• [YOUR TASK]:
Return every record below exactly as written, but leave out the pictures.

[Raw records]
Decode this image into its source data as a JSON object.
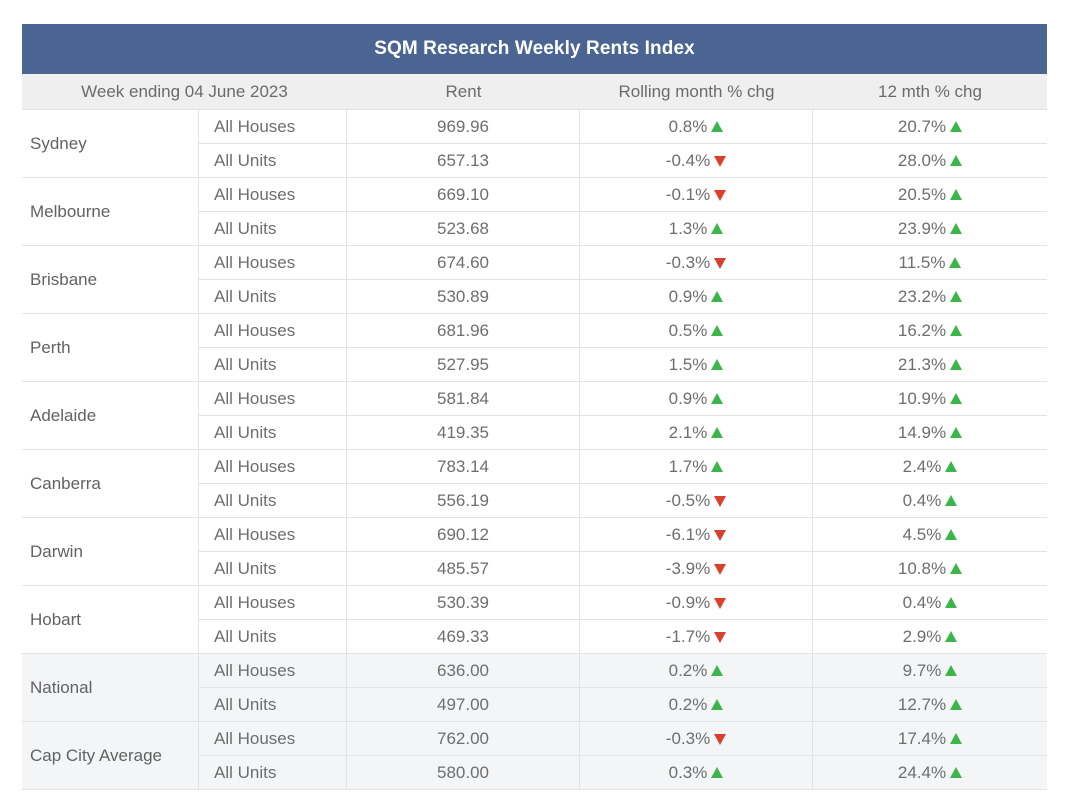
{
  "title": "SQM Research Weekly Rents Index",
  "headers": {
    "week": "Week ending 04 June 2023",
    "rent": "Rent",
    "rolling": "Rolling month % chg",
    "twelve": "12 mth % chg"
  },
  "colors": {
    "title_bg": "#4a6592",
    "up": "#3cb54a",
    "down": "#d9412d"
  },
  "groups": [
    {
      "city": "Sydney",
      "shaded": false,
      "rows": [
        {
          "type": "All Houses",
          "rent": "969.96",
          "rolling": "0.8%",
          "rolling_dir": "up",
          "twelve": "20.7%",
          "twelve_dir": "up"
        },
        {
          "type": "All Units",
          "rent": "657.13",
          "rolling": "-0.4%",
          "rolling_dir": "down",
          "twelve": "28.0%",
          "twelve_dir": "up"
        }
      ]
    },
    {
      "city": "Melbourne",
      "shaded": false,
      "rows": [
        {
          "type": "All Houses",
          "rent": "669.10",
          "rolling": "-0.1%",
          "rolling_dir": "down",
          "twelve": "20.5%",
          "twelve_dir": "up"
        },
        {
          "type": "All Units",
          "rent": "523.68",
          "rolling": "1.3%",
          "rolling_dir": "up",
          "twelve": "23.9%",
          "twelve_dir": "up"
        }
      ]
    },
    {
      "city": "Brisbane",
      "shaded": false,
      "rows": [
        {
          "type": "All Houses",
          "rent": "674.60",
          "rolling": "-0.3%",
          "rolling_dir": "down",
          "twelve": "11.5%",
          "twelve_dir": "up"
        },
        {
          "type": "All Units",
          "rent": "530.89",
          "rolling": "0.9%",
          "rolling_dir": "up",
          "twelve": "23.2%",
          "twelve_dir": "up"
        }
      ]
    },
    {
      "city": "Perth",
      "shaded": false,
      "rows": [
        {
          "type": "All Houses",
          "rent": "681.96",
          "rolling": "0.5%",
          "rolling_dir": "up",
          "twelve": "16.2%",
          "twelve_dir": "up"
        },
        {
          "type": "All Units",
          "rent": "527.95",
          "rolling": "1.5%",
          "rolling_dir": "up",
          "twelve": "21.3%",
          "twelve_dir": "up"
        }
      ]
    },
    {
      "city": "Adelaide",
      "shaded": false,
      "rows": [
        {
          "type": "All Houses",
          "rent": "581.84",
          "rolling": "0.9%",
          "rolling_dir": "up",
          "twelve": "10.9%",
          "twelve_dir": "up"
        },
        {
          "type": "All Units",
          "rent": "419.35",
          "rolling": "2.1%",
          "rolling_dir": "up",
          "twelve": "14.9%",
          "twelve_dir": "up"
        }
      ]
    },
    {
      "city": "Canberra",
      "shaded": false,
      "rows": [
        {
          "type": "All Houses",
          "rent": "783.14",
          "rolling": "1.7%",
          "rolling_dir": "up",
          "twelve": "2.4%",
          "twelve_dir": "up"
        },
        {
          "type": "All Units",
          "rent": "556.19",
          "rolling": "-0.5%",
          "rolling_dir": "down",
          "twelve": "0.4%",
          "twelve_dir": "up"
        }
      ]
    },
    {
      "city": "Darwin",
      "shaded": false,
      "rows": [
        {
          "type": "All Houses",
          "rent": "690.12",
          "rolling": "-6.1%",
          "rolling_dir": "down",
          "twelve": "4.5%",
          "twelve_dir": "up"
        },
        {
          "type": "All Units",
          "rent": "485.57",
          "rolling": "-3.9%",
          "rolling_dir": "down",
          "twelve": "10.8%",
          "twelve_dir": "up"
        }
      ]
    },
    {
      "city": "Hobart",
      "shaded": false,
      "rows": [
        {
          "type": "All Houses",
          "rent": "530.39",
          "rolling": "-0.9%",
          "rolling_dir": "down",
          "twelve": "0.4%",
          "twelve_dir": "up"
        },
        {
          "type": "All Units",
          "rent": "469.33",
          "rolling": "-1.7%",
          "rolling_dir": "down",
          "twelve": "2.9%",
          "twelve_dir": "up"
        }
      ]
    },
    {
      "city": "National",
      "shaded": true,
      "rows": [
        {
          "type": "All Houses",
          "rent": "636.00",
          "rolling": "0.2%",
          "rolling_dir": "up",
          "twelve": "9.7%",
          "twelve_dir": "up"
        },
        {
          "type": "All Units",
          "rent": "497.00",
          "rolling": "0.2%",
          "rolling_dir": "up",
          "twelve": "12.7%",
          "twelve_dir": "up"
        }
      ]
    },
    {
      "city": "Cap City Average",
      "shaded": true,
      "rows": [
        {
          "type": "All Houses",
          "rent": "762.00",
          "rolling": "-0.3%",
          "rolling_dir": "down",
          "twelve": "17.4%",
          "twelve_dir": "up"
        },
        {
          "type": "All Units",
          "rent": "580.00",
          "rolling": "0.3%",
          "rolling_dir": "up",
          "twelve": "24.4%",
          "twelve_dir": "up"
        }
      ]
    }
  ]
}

• [ANSWER]:
Decode this image into its source data as a JSON object.
{
  "title": "SQM Research Weekly Rents Index",
  "headers": {
    "week": "Week ending 04 June 2023",
    "rent": "Rent",
    "rolling": "Rolling month % chg",
    "twelve": "12 mth % chg"
  },
  "colors": {
    "title_bg": "#4a6592",
    "up": "#3cb54a",
    "down": "#d9412d"
  },
  "groups": [
    {
      "city": "Sydney",
      "shaded": false,
      "rows": [
        {
          "type": "All Houses",
          "rent": "969.96",
          "rolling": "0.8%",
          "rolling_dir": "up",
          "twelve": "20.7%",
          "twelve_dir": "up"
        },
        {
          "type": "All Units",
          "rent": "657.13",
          "rolling": "-0.4%",
          "rolling_dir": "down",
          "twelve": "28.0%",
          "twelve_dir": "up"
        }
      ]
    },
    {
      "city": "Melbourne",
      "shaded": false,
      "rows": [
        {
          "type": "All Houses",
          "rent": "669.10",
          "rolling": "-0.1%",
          "rolling_dir": "down",
          "twelve": "20.5%",
          "twelve_dir": "up"
        },
        {
          "type": "All Units",
          "rent": "523.68",
          "rolling": "1.3%",
          "rolling_dir": "up",
          "twelve": "23.9%",
          "twelve_dir": "up"
        }
      ]
    },
    {
      "city": "Brisbane",
      "shaded": false,
      "rows": [
        {
          "type": "All Houses",
          "rent": "674.60",
          "rolling": "-0.3%",
          "rolling_dir": "down",
          "twelve": "11.5%",
          "twelve_dir": "up"
        },
        {
          "type": "All Units",
          "rent": "530.89",
          "rolling": "0.9%",
          "rolling_dir": "up",
          "twelve": "23.2%",
          "twelve_dir": "up"
        }
      ]
    },
    {
      "city": "Perth",
      "shaded": false,
      "rows": [
        {
          "type": "All Houses",
          "rent": "681.96",
          "rolling": "0.5%",
          "rolling_dir": "up",
          "twelve": "16.2%",
          "twelve_dir": "up"
        },
        {
          "type": "All Units",
          "rent": "527.95",
          "rolling": "1.5%",
          "rolling_dir": "up",
          "twelve": "21.3%",
          "twelve_dir": "up"
        }
      ]
    },
    {
      "city": "Adelaide",
      "shaded": false,
      "rows": [
        {
          "type": "All Houses",
          "rent": "581.84",
          "rolling": "0.9%",
          "rolling_dir": "up",
          "twelve": "10.9%",
          "twelve_dir": "up"
        },
        {
          "type": "All Units",
          "rent": "419.35",
          "rolling": "2.1%",
          "rolling_dir": "up",
          "twelve": "14.9%",
          "twelve_dir": "up"
        }
      ]
    },
    {
      "city": "Canberra",
      "shaded": false,
      "rows": [
        {
          "type": "All Houses",
          "rent": "783.14",
          "rolling": "1.7%",
          "rolling_dir": "up",
          "twelve": "2.4%",
          "twelve_dir": "up"
        },
        {
          "type": "All Units",
          "rent": "556.19",
          "rolling": "-0.5%",
          "rolling_dir": "down",
          "twelve": "0.4%",
          "twelve_dir": "up"
        }
      ]
    },
    {
      "city": "Darwin",
      "shaded": false,
      "rows": [
        {
          "type": "All Houses",
          "rent": "690.12",
          "rolling": "-6.1%",
          "rolling_dir": "down",
          "twelve": "4.5%",
          "twelve_dir": "up"
        },
        {
          "type": "All Units",
          "rent": "485.57",
          "rolling": "-3.9%",
          "rolling_dir": "down",
          "twelve": "10.8%",
          "twelve_dir": "up"
        }
      ]
    },
    {
      "city": "Hobart",
      "shaded": false,
      "rows": [
        {
          "type": "All Houses",
          "rent": "530.39",
          "rolling": "-0.9%",
          "rolling_dir": "down",
          "twelve": "0.4%",
          "twelve_dir": "up"
        },
        {
          "type": "All Units",
          "rent": "469.33",
          "rolling": "-1.7%",
          "rolling_dir": "down",
          "twelve": "2.9%",
          "twelve_dir": "up"
        }
      ]
    },
    {
      "city": "National",
      "shaded": true,
      "rows": [
        {
          "type": "All Houses",
          "rent": "636.00",
          "rolling": "0.2%",
          "rolling_dir": "up",
          "twelve": "9.7%",
          "twelve_dir": "up"
        },
        {
          "type": "All Units",
          "rent": "497.00",
          "rolling": "0.2%",
          "rolling_dir": "up",
          "twelve": "12.7%",
          "twelve_dir": "up"
        }
      ]
    },
    {
      "city": "Cap City Average",
      "shaded": true,
      "rows": [
        {
          "type": "All Houses",
          "rent": "762.00",
          "rolling": "-0.3%",
          "rolling_dir": "down",
          "twelve": "17.4%",
          "twelve_dir": "up"
        },
        {
          "type": "All Units",
          "rent": "580.00",
          "rolling": "0.3%",
          "rolling_dir": "up",
          "twelve": "24.4%",
          "twelve_dir": "up"
        }
      ]
    }
  ]
}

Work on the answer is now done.